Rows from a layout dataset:
┌──

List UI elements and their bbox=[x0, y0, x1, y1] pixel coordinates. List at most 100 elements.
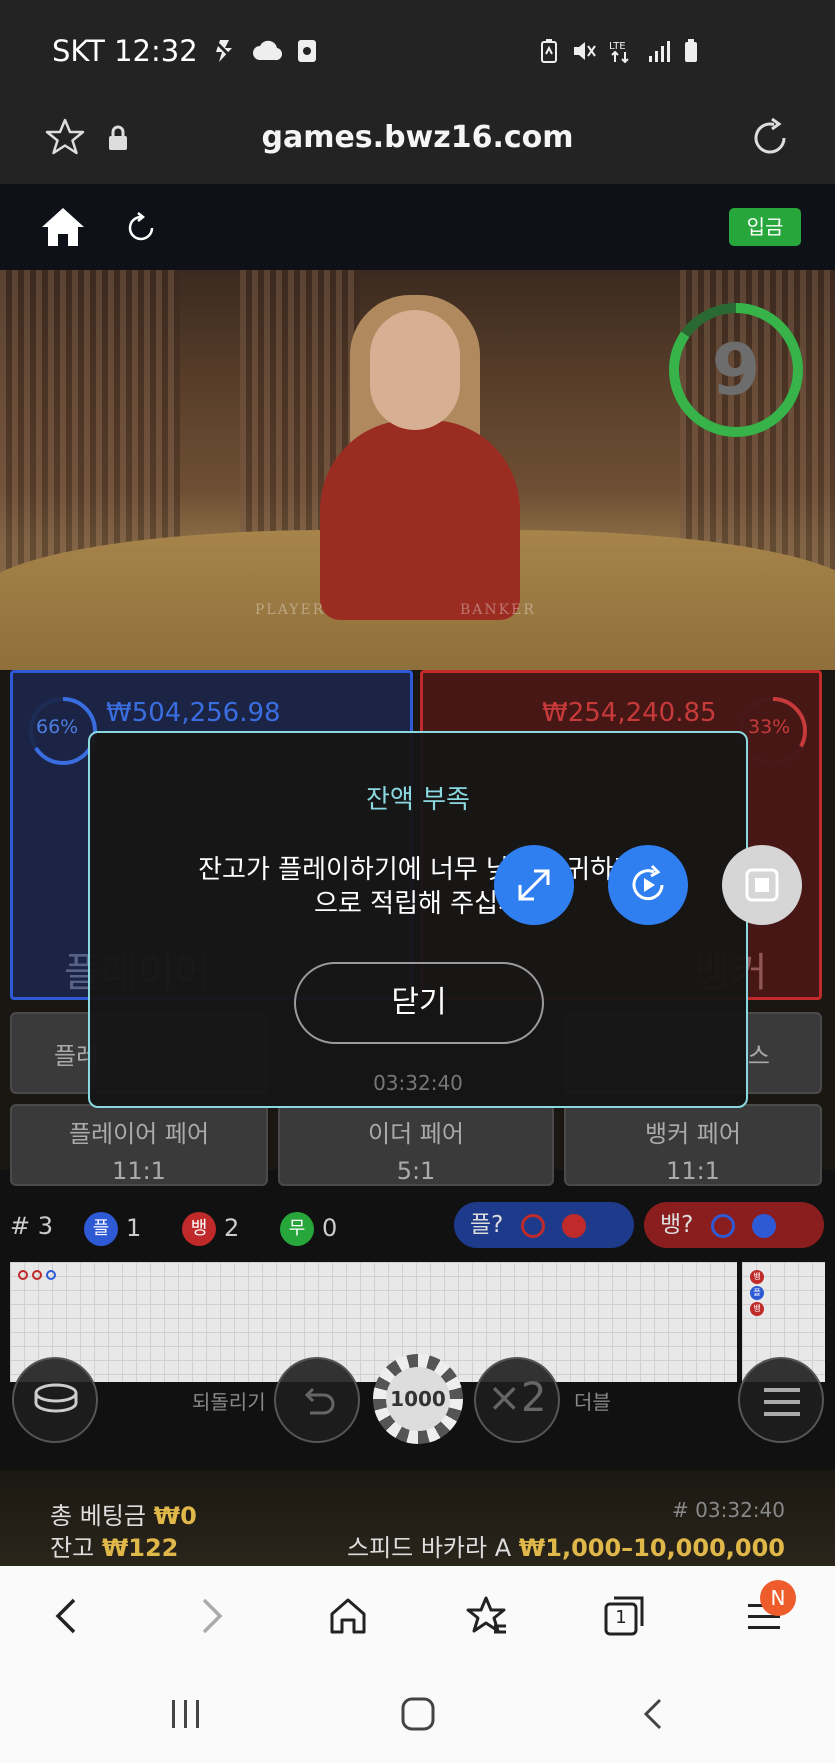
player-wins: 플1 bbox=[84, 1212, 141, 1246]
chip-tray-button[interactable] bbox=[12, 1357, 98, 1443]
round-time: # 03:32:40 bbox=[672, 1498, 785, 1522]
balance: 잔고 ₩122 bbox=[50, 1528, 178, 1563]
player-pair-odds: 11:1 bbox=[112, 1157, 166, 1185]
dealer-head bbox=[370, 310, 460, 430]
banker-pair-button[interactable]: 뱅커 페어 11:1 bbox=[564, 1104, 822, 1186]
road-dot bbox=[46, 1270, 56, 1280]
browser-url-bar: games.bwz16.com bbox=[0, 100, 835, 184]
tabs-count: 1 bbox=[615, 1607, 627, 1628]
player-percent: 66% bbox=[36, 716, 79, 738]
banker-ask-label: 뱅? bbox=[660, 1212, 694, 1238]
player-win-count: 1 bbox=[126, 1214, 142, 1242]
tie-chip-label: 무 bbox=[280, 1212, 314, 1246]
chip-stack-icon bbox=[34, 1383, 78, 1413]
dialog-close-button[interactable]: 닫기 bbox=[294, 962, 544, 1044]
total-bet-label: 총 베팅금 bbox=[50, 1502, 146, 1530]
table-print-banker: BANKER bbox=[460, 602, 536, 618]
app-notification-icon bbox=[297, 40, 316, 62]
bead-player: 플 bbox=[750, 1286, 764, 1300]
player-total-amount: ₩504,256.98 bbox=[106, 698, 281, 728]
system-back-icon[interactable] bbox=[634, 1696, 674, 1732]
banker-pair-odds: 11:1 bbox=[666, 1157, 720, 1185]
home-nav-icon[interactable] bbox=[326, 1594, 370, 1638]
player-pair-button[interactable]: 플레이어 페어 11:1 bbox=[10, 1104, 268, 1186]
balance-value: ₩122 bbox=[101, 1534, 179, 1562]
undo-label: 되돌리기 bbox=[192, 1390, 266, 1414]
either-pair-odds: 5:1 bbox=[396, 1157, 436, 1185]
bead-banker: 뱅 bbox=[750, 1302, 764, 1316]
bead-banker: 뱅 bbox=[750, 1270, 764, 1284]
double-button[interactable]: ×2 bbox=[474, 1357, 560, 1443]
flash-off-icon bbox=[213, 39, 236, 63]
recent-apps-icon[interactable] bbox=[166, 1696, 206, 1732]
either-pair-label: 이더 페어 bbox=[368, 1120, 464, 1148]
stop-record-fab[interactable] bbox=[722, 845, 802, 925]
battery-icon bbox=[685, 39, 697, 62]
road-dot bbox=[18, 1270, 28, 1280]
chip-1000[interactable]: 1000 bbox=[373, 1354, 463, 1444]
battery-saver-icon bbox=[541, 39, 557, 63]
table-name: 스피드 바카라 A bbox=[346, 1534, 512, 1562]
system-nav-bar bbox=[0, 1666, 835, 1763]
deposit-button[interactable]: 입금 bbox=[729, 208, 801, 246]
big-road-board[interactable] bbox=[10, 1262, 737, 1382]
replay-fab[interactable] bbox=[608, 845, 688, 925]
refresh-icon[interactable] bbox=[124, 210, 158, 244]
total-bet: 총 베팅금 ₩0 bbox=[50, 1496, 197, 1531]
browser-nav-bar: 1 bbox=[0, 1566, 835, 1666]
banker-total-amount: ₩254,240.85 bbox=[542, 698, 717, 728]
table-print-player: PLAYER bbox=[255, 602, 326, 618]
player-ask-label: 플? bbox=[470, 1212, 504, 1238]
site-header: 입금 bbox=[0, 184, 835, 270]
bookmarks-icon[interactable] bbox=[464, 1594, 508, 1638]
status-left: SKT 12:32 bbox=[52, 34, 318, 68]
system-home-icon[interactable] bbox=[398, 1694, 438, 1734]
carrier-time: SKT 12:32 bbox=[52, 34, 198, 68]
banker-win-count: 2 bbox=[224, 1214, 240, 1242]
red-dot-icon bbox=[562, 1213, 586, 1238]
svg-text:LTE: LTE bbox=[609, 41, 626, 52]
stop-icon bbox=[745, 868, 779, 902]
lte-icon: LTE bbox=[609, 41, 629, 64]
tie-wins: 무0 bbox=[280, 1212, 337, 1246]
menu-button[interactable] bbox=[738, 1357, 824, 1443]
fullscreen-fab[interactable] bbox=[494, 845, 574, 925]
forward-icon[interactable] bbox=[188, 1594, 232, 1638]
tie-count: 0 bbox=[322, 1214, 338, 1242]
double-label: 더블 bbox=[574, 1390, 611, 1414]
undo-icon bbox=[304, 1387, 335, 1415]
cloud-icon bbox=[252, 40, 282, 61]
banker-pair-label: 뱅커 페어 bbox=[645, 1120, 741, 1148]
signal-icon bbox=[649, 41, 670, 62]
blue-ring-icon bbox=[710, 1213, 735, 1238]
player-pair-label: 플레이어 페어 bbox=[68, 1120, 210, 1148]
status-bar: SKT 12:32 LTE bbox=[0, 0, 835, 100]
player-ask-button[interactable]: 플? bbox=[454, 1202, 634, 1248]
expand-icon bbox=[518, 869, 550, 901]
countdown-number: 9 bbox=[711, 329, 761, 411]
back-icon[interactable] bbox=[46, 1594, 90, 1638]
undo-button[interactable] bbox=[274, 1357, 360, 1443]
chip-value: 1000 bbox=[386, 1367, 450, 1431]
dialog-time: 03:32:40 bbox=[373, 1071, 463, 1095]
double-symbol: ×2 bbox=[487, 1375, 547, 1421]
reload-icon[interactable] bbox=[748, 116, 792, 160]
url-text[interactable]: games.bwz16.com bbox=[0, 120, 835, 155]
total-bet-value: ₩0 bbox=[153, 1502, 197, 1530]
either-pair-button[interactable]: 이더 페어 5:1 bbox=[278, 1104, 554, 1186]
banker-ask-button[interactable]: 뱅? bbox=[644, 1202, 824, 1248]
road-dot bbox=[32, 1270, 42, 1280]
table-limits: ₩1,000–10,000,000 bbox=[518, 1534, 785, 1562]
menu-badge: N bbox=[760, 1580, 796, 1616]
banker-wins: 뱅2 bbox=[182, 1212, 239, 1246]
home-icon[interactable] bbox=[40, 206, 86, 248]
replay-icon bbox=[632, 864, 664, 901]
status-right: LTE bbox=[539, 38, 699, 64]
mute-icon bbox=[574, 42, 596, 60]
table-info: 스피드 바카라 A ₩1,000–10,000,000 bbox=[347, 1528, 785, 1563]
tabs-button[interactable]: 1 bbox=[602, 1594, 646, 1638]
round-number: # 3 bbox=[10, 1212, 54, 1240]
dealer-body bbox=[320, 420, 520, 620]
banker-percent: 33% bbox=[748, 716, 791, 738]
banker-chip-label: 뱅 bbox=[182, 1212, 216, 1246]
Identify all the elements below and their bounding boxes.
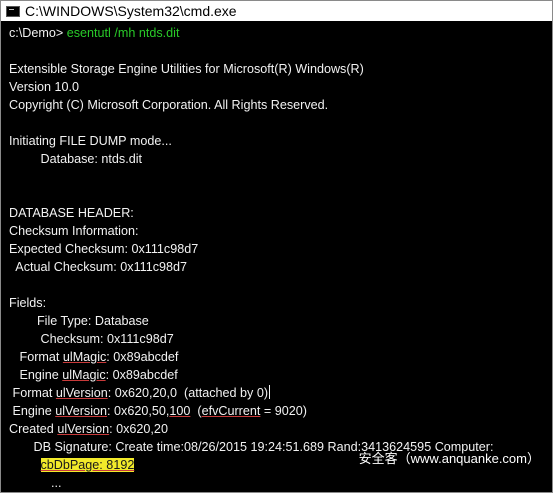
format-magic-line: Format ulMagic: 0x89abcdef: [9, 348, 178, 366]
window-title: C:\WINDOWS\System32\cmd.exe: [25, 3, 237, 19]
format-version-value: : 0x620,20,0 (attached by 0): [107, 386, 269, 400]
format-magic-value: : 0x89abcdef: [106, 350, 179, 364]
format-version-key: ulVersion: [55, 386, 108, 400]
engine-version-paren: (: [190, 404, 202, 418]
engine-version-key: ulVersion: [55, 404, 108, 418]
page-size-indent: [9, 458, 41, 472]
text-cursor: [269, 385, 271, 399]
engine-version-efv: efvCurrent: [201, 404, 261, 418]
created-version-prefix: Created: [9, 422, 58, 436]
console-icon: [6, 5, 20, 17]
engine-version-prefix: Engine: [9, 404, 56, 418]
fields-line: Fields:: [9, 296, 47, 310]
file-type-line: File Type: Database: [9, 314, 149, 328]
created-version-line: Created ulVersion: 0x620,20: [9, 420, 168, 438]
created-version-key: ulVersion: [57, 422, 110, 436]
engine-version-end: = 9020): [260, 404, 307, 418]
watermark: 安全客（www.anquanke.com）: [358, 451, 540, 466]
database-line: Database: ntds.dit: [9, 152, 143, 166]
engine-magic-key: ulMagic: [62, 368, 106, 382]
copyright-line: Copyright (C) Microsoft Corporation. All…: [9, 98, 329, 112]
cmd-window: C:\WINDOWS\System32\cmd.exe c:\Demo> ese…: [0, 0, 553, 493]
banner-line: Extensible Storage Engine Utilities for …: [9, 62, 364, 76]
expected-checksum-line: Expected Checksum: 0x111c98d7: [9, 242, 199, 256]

└──

TASK BRIEF: Output as a numbered list the lines that begin at the line containing "player-wins: 플1 bbox=[84, 1212, 141, 1246]" and stop after the line containing "road-dot bbox=[46, 1270, 56, 1280]", leaving out any blank lines.

SOLUTION FOR THIS TASK:
1. player-wins: 플1 bbox=[84, 1212, 141, 1246]
2. chip-tray-button[interactable] bbox=[12, 1357, 98, 1443]
3. round-time: # 03:32:40 bbox=[672, 1498, 785, 1522]
4. balance: 잔고 ₩122 bbox=[50, 1528, 178, 1563]
5. player-pair-odds: 11:1 bbox=[112, 1157, 166, 1185]
6. dealer-head bbox=[370, 310, 460, 430]
7. banker-pair-button[interactable]: 뱅커 페어 11:1 bbox=[564, 1104, 822, 1186]
8. road-dot bbox=[46, 1270, 56, 1280]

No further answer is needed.